**Document passage**
=====
In my initial post, I talked about the wall of text. I described some of the symptoms of the wall of text, and proclaimed that kde.org is terrible. I listed some of the basics of cleaning up text, and gathered some information about the “why” of kde.org.
Unfortunately, KDE.org is representative of a very large and vibrant community, and although formatting and eyecandy insertions will come in good time, we have to first understand the site’s structure to make informed decisions before tidying up small details. KDE.org’s wall of text problem is not simply due to a few bad aesthetic choices, but instead a side-effect of a more fundamental problem in KDE-www’s structure.
When I defined the wall of text issue, I described the problem being boiling to the essence of what you’re trying to communicate to the audience, and how to present it. Thus let’s look at what we are trying to communicate to the KDE audience – of which there are essentially two parties:
The uninitiated potential KDE user
The new user is interested in the single question of “What is KDE?“. They will want to understand that KDE is a community, and that its product is KDE SC – of which is a multidimensional beast full of wonders both for end-users and developers. When this has been answered, we want to tell them “Why is KDE right for me?“, and finally when convinced, “How do I start?“.
New users have a very specific workflow, and so we should recognise this, tailor it to them, and remove any potential “sidetracking” factoids.
The existing KDE user
The existing KDE user knows what KDE is and is currently using it, but most importantly, the existing user IS KDE. The rebranding effort was not about changing KDE to KDE SC, but instead about separating product from people. Technically, open-source is simply a business model, but in reality, open-source is a philosophy constructed by people. KDE’s challenge is how to turn one of open-source’s most intangible qualities into an axiom for all users.
=====
**Study material**
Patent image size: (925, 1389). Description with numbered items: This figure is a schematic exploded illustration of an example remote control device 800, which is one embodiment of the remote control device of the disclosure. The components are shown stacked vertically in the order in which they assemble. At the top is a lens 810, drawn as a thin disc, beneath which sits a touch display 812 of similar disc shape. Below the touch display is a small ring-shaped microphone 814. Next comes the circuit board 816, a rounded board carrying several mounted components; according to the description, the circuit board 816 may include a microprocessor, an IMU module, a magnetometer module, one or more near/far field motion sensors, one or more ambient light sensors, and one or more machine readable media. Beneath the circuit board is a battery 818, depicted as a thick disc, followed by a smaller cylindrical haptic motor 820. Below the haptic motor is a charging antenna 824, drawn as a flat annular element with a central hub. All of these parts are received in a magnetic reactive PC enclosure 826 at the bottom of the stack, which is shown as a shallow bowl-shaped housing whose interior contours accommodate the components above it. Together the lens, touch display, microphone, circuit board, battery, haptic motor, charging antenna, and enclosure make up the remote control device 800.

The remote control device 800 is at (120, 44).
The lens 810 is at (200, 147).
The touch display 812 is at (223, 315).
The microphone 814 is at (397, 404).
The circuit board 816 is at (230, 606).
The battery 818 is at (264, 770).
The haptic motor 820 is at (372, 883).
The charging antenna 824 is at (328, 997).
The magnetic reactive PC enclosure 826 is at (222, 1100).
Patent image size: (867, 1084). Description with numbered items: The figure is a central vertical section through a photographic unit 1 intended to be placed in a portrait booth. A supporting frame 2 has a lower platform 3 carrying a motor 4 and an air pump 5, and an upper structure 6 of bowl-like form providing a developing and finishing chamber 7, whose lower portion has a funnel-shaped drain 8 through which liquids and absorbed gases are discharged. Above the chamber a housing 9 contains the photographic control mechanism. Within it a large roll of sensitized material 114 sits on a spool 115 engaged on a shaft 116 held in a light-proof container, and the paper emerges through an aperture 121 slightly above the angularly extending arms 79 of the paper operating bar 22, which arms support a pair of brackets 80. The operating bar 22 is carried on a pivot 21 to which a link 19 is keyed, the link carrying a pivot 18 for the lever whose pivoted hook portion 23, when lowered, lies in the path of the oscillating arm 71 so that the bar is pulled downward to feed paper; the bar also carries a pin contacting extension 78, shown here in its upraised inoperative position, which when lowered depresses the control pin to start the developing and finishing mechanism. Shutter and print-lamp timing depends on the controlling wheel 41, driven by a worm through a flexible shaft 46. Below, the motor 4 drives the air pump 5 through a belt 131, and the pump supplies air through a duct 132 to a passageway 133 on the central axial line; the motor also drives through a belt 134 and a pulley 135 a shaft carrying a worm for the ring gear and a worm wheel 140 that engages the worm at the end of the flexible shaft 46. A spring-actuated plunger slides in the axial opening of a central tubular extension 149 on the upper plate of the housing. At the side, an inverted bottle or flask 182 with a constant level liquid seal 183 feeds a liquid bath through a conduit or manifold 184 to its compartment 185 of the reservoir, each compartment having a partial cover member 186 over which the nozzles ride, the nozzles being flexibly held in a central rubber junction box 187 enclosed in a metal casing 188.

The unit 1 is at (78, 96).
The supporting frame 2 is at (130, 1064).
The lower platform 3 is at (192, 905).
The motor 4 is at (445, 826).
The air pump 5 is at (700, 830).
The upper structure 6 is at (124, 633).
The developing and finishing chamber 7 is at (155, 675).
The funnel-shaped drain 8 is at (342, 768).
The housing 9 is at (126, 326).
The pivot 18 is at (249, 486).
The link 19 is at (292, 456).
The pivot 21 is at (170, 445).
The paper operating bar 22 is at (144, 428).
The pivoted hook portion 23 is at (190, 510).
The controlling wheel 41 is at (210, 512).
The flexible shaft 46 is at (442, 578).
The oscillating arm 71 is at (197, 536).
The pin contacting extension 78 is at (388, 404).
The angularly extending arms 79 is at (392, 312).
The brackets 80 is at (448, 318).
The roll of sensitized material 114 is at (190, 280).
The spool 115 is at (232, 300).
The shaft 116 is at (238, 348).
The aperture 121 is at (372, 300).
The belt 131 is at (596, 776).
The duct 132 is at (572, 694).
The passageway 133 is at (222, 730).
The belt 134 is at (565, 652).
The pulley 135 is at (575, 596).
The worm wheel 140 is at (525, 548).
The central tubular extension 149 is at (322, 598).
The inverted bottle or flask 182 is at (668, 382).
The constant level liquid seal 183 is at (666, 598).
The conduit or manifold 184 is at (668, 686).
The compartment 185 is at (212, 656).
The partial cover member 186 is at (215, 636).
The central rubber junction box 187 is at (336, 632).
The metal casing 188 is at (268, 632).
=====
**Questions on the material**
1. List the questions that the post about KDE.org's wall of text says the new KDE user wants answered.
2. Write the next part of the post about KDE.org's wall of text, picking up after its final sentence.
The records are taken from a different source than the post.

**Written responses**
1.
- "What is KDE?"
- "Why is KDE right for me?"
- "How do I start?"

2.
So let’s talk a bit about KDE instead of KDE: SC. It has a “magazine” of sorts, the Dot, which gives “official” news on the ongoing events in KDE. It has an active blogosphere by PlanetKDE, which is populated basically by the people behind KDE: SC, which report upcoming features, discussions about KDE-related topics, ongoing physical events, and ongoing virtual events. It has a micro-blogosphere, by buzz.kde, which highlights recent Flickr and Picasa activity, YouTube videos, Tweets, and Dents. KDE’s community also has the Forums, which acts both as discussions, support and brainstorm. There is a multitude of Wikis: Userbase, the by and for users, Techbase, the by and for developers, and Community, used to organise community activities. There is KDE e.V, which does awesome stuff which isn’t publicised enough, and a variety of groups in social networks such as Facebook and Linux.com. Freenode’s network has a collection of IRC channels where KDE enthusiasts hang out. There is a variety of regional communities which all hold their own KDE specific stuff, and an entire of network of community-contributed KDE resources through the OpenDesktop API, and various other KDE connections through the SocialDesktop.
For your convenience, I’ve bolded what is KDE in the above paragraph. KDE-www, being representative of KDE, must stress that this is what KDE is – firstly by presenting in a digestable form the amazing influx of activity from all of those sources, and secondly by making it easy for any KDE user, old or new, to find out where they belong, and how they can add to the community. If you look at KDE-www from this perspective, it’s not hard to come to the conclusion that KDE.org is terrible.
But where do we start?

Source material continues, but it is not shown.